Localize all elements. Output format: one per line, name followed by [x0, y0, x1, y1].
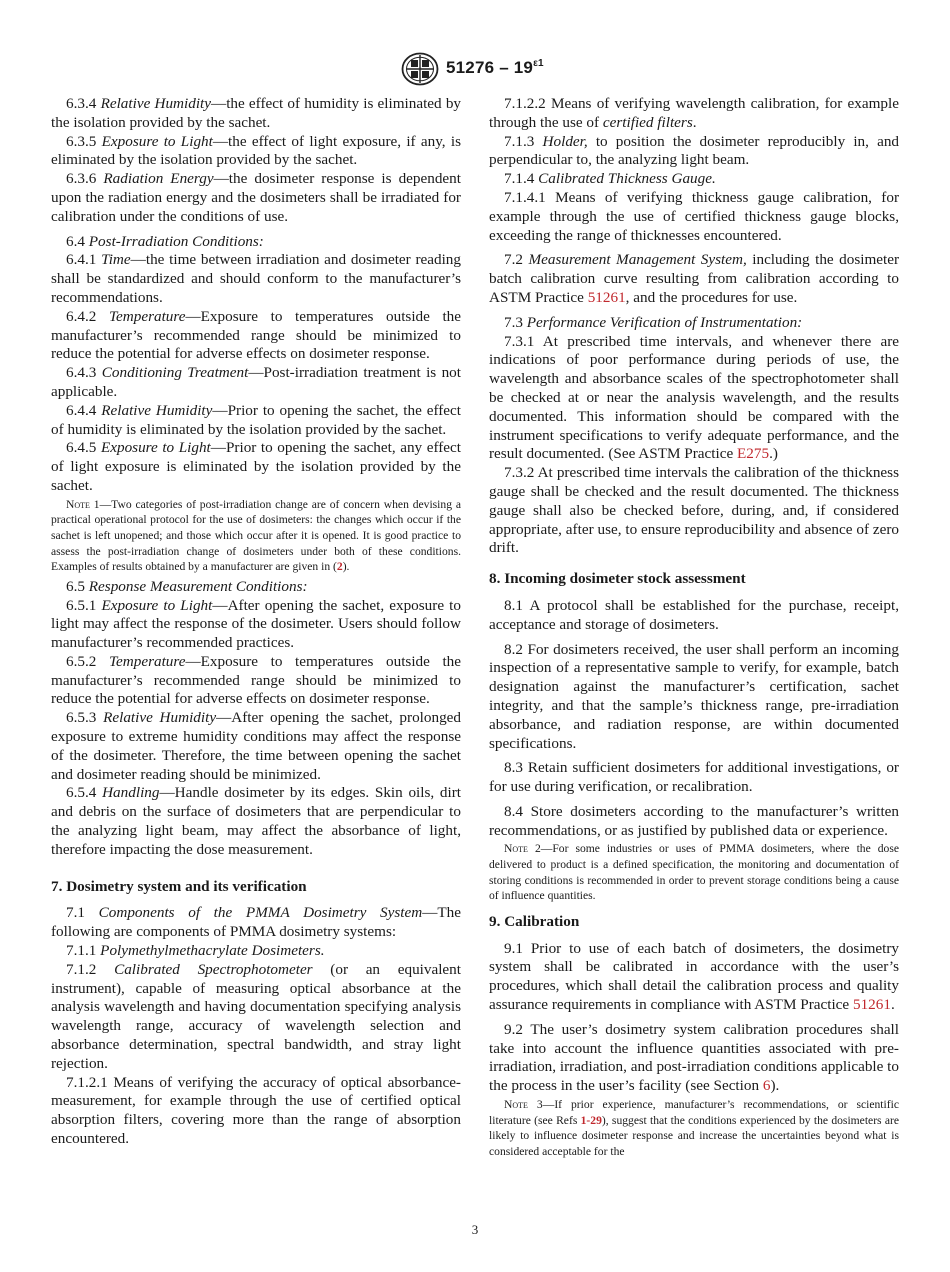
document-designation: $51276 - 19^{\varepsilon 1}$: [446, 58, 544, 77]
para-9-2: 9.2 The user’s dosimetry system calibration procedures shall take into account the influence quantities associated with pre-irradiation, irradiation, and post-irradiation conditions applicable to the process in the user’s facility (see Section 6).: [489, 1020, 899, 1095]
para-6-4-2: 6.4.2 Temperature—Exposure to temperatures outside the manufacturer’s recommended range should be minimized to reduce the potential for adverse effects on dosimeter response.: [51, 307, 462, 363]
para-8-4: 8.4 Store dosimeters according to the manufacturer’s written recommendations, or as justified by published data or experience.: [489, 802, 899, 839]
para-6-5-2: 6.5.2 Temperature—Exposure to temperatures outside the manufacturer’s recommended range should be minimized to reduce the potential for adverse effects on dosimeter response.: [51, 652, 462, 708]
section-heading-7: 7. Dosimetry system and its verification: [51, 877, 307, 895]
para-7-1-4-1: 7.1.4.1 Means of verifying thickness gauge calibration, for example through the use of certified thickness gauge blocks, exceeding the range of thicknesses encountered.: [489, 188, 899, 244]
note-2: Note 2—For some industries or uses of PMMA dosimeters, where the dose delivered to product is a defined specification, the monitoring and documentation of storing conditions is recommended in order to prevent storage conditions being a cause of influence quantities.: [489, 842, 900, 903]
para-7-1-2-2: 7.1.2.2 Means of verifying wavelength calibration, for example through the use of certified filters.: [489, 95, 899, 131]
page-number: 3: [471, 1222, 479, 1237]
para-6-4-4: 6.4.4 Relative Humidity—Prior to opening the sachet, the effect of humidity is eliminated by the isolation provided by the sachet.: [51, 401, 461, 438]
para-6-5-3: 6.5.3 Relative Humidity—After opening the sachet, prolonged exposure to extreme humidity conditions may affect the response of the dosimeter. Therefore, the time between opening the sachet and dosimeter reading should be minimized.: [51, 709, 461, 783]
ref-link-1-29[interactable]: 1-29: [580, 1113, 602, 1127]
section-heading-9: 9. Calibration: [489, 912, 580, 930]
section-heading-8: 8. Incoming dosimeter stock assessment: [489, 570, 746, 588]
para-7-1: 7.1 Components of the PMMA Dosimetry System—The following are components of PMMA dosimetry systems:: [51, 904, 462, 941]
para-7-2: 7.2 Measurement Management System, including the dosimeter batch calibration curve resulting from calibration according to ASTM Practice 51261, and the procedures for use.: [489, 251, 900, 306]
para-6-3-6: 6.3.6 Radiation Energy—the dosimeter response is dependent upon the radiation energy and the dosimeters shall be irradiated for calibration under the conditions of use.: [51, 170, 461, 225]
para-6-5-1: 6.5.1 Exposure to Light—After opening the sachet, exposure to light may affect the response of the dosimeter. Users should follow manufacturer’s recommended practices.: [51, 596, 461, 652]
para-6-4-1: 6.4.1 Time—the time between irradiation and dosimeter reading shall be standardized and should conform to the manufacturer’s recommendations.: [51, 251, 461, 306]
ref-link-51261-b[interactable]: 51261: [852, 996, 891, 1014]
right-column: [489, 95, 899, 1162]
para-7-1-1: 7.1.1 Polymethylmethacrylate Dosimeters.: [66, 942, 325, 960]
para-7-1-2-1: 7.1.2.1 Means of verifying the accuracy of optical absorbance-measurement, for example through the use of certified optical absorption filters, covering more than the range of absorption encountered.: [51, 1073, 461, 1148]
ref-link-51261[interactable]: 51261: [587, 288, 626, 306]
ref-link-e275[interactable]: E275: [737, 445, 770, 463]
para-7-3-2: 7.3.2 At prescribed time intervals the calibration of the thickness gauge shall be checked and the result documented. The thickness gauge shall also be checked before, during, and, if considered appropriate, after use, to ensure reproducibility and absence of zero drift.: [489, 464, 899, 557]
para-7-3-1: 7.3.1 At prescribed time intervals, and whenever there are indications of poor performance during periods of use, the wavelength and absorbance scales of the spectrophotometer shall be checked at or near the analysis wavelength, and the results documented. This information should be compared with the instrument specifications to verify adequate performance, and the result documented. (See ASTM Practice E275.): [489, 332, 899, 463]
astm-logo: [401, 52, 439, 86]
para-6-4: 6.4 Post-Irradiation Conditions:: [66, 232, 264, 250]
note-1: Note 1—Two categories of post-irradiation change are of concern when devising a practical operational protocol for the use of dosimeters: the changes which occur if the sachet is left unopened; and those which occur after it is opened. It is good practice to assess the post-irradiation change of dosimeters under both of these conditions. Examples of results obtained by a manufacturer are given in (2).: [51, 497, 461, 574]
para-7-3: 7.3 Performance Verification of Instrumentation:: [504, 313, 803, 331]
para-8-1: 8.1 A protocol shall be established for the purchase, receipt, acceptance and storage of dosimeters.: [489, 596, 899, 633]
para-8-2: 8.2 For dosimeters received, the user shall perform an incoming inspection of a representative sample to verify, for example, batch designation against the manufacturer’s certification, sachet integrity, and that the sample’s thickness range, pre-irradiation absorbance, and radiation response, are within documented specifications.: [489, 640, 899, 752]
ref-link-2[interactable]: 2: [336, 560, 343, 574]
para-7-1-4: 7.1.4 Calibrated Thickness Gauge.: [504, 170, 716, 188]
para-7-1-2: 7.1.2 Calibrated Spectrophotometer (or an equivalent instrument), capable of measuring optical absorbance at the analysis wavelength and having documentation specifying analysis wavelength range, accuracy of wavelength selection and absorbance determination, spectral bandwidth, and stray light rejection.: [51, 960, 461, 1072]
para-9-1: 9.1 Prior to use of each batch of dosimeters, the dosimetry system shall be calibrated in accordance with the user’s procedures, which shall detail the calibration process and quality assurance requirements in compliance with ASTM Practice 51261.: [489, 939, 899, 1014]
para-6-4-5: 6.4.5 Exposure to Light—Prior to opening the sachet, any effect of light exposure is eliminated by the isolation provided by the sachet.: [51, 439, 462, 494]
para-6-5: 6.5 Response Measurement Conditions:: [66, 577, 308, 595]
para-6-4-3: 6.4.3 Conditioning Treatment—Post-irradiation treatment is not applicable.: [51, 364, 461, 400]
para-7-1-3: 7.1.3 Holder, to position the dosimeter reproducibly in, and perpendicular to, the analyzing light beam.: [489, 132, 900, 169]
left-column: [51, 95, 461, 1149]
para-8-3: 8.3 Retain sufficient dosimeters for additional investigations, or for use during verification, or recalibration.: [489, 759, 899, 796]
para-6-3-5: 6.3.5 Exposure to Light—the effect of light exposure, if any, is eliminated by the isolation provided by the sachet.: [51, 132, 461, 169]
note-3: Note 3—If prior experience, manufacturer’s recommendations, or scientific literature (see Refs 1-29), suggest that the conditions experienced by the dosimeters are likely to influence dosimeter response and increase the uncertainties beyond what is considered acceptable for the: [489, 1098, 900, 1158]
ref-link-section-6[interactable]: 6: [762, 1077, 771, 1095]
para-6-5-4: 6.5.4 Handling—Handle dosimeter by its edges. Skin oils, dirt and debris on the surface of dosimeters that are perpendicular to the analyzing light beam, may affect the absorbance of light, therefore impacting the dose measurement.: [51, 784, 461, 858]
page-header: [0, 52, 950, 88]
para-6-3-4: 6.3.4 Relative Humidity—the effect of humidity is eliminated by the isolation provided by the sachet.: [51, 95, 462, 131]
▬▬▬
Brief
Rewrite the records from the line containing "58, 544, 77]" through the line containing "section-heading-8: 8. Incoming" as a JSON list of strings, one string per line, with blank lines dropped.

Task response
[
  "document-designation: $51276 - 19^{\\varepsilon 1}$: [446, 58, 544, 77]",
  "para-9-2: 9.2 The user’s dosimetry system calibration procedures shall take into account the influence quantities associated with pre-irradiation, irradiation, and post-irradiation conditions applicable to the process in the user’s facility (see Section 6).: [489, 1020, 899, 1095]",
  "para-6-4-2: 6.4.2 Temperature—Exposure to temperatures outside the manufacturer’s recommended range should be minimized to reduce the potential for adverse effects on dosimeter response.: [51, 307, 462, 363]",
  "para-8-4: 8.4 Store dosimeters according to the manufacturer’s written recommendations, or as justified by published data or experience.: [489, 802, 899, 839]",
  "para-6-5-2: 6.5.2 Temperature—Exposure to temperatures outside the manufacturer’s recommended range should be minimized to reduce the potential for adverse effects on dosimeter response.: [51, 652, 462, 708]",
  "section-heading-7: 7. Dosimetry system and its verification: [51, 877, 307, 895]",
  "para-7-1-4-1: 7.1.4.1 Means of verifying thickness gauge calibration, for example through the use of certified thickness gauge blocks, exceeding the range of thicknesses encountered.: [489, 188, 899, 244]",
  "note-2: Note 2—For some industries or uses of PMMA dosimeters, where the dose delivered to product is a defined specification, the monitoring and documentation of storing conditions is recommended in order to prevent storage conditions being a cause of influence quantities.: [489, 842, 900, 903]",
  "para-7-1-2-2: 7.1.2.2 Means of verifying wavelength calibration, for example through the use of certified filters.: [489, 95, 899, 131]",
  "page-number: 3: [471, 1222, 479, 1237]",
  "para-6-4-4: 6.4.4 Relative Humidity—Prior to opening the sachet, the effect of humidity is eliminated by the isolation provided by the sachet.: [51, 401, 461, 438]",
  "para-6-5-3: 6.5.3 Relative Humidity—After opening the sachet, prolonged exposure to extreme humidity conditions may affect the response of the dosimeter. Therefore, the time between opening the sachet and dosimeter reading should be minimized.: [51, 709, 461, 783]",
  "ref-link-1-29[interactable]: 1-29: [580, 1113, 602, 1127]",
  "section-heading-9: 9. Calibration: [489, 912, 580, 930]",
  "section-heading-8: 8. Incoming dosimeter stock assessment: [489, 570, 746, 588]"
]